Dataset entries:
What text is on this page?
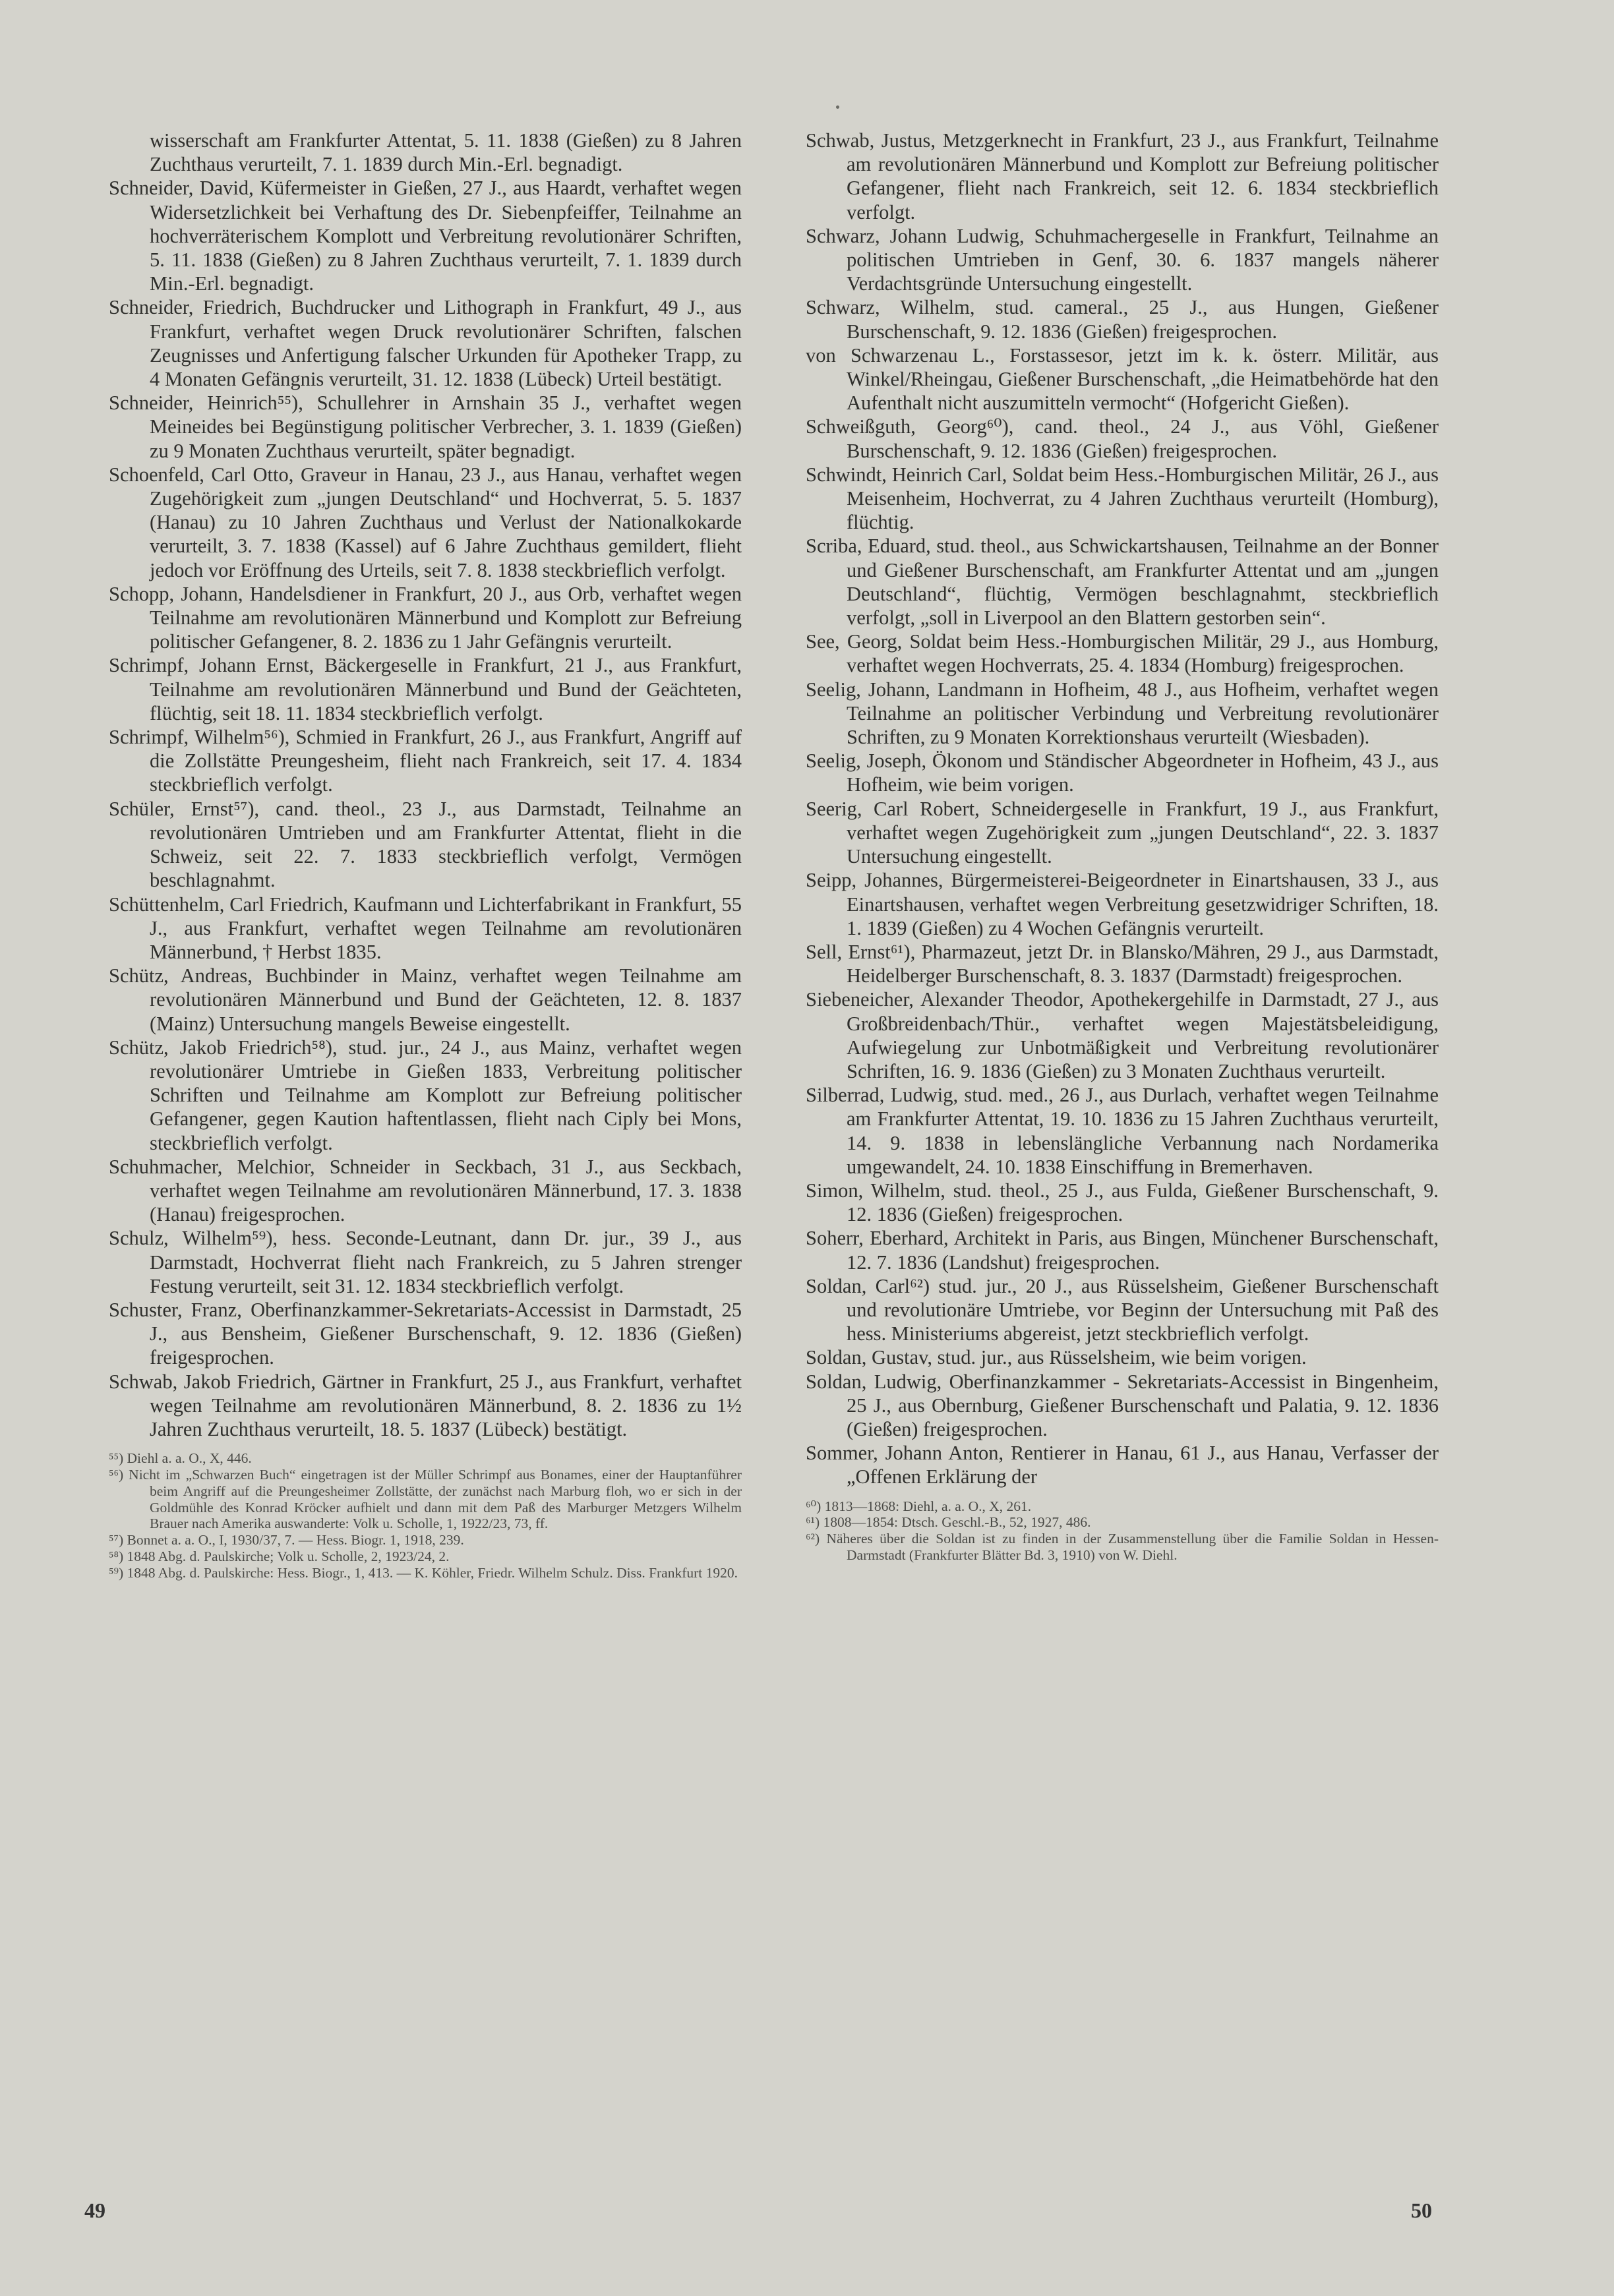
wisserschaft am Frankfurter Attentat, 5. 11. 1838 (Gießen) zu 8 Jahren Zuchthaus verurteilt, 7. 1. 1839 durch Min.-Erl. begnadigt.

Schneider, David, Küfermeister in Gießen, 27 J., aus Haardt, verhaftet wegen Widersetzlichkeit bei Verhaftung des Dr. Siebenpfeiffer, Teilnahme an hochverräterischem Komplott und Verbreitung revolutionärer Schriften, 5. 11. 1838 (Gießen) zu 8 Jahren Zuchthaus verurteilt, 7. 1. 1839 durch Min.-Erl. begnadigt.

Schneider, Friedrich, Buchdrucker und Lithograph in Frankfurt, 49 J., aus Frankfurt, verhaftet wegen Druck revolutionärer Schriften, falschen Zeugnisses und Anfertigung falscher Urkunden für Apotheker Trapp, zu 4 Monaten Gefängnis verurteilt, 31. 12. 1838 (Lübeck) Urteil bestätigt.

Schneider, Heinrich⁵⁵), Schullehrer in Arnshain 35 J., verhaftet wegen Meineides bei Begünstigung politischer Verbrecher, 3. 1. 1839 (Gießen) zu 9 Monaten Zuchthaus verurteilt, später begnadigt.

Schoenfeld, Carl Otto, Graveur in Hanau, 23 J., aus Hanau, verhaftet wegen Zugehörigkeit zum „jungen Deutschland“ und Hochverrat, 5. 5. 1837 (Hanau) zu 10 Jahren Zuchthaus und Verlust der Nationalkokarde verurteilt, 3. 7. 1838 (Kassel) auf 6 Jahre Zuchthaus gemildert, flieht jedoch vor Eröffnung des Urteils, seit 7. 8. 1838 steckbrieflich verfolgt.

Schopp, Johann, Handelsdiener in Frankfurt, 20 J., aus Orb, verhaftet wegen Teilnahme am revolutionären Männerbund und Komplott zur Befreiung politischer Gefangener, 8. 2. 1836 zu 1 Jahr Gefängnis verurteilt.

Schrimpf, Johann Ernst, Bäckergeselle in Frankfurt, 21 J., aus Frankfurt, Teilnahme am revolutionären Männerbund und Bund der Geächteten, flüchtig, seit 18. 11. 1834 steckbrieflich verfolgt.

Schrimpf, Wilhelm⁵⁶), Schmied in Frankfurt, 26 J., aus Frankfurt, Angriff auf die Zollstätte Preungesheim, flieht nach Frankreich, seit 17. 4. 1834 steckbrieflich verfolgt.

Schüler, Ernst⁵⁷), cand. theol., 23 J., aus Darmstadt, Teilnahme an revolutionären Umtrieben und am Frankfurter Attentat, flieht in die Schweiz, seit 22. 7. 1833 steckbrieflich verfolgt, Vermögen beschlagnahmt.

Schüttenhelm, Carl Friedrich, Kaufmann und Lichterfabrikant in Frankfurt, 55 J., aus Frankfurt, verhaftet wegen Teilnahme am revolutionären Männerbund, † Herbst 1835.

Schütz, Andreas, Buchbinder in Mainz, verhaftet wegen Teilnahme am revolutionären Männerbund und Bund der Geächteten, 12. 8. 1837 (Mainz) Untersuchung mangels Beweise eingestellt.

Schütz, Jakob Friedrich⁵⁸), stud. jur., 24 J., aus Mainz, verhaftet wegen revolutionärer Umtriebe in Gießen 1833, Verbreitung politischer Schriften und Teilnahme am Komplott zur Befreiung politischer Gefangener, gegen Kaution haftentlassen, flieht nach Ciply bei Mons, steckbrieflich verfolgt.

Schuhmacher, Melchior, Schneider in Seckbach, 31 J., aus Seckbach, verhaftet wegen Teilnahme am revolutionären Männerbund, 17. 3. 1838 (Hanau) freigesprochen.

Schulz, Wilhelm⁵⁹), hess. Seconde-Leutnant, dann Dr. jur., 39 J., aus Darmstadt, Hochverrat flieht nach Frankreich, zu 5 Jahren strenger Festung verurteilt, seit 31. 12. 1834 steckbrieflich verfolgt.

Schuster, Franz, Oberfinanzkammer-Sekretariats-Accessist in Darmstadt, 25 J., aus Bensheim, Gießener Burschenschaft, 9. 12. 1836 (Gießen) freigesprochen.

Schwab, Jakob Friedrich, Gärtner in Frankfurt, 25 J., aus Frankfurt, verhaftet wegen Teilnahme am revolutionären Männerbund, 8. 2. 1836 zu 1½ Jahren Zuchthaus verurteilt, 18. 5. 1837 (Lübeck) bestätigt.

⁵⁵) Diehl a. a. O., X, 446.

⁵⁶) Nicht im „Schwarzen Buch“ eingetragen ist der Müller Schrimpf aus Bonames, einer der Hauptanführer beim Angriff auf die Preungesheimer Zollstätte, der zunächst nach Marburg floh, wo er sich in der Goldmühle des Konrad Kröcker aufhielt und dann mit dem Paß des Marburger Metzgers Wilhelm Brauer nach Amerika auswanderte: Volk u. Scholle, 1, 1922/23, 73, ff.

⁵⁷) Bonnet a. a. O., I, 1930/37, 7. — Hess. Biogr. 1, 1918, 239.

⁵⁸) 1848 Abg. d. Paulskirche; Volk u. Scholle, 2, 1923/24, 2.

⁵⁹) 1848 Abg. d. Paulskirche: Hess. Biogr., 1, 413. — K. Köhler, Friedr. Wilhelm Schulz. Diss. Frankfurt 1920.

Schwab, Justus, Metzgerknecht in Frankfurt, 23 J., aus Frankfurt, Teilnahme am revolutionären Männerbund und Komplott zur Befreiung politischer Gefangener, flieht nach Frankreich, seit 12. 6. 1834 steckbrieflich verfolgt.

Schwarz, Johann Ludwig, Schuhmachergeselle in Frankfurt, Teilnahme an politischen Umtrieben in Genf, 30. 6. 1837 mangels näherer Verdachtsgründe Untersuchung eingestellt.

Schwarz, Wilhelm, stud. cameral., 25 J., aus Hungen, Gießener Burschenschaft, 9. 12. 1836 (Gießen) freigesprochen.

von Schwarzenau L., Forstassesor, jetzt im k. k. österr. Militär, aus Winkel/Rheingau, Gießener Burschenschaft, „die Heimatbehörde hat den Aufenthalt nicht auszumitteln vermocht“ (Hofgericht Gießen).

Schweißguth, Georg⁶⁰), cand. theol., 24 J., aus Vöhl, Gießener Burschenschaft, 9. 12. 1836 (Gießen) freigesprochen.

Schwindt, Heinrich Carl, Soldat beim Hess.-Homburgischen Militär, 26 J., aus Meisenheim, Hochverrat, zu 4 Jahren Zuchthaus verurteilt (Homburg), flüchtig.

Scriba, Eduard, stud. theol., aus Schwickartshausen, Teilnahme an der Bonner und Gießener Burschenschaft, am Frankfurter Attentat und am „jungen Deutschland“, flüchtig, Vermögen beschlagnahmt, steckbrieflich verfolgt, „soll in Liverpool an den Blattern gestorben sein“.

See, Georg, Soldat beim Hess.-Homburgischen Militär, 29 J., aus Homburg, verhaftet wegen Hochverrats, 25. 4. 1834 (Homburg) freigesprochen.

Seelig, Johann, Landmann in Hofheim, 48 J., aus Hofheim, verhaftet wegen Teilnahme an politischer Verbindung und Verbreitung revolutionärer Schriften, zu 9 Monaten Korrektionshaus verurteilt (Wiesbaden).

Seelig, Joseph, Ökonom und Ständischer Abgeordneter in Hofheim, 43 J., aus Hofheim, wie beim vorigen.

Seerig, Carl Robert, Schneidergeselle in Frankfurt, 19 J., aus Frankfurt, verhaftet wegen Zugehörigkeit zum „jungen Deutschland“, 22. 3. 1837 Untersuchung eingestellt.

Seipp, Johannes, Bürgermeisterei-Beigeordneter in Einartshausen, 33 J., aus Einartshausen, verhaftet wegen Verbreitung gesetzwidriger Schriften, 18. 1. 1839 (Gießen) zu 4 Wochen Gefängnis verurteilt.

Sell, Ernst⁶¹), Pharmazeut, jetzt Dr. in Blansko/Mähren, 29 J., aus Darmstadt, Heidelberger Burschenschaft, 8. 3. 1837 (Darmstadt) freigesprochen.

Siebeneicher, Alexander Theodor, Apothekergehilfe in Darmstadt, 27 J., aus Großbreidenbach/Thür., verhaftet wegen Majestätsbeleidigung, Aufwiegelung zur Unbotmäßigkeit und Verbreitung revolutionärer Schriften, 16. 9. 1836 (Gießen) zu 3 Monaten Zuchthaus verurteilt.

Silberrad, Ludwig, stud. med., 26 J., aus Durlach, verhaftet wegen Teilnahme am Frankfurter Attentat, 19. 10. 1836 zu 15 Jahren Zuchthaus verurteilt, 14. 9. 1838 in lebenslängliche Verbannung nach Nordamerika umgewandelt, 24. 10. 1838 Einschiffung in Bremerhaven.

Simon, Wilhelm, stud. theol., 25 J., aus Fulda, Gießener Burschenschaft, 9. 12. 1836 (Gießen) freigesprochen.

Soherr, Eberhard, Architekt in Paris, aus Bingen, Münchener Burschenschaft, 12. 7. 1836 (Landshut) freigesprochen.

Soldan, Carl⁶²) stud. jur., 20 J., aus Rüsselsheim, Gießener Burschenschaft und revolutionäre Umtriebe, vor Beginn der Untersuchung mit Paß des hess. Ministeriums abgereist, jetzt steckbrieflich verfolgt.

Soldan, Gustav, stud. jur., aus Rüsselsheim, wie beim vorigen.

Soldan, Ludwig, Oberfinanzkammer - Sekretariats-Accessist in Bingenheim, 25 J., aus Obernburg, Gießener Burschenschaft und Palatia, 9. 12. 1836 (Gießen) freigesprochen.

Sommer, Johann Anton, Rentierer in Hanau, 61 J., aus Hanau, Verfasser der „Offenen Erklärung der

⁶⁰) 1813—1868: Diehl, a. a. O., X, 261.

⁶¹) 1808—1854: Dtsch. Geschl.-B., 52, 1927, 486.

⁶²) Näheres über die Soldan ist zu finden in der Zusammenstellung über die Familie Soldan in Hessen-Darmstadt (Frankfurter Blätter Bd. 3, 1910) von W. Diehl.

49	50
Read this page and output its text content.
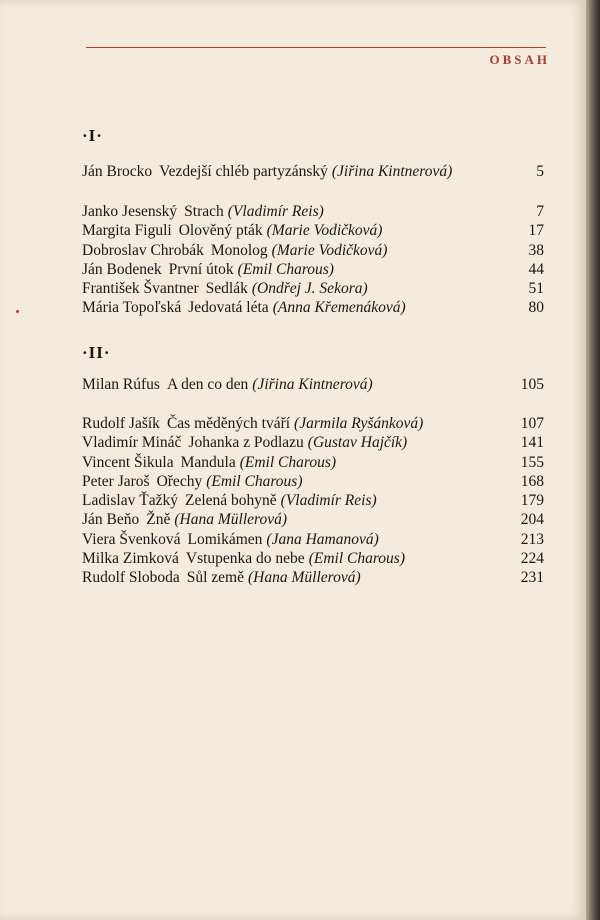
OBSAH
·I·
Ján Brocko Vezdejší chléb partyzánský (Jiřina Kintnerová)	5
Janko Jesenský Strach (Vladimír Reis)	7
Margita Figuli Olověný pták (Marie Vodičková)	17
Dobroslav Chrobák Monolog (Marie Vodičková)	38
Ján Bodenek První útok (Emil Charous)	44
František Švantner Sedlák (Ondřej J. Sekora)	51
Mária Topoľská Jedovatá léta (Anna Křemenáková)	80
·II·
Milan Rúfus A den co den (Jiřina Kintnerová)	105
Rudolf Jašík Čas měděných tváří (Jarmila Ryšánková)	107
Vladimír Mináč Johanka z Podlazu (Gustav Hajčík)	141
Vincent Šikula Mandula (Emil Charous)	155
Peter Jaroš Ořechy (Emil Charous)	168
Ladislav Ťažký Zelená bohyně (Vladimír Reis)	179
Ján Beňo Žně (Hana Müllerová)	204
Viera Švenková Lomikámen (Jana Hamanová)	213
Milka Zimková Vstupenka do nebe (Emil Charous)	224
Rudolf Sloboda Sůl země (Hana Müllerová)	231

Exercise objective: Show every line from the listing above in which the string "Schulz" appears.

Complete response:
Schulz, Wilhelm⁵⁹), hess. Seconde-Leutnant, dann Dr. jur., 39 J., aus Darmstadt, Hochverrat flieht nach Frankreich, zu 5 Jahren strenger Festung verurteilt, seit 31. 12. 1834 steckbrieflich verfolgt.
⁵⁹) 1848 Abg. d. Paulskirche: Hess. Biogr., 1, 413. — K. Köhler, Friedr. Wilhelm Schulz. Diss. Frankfurt 1920.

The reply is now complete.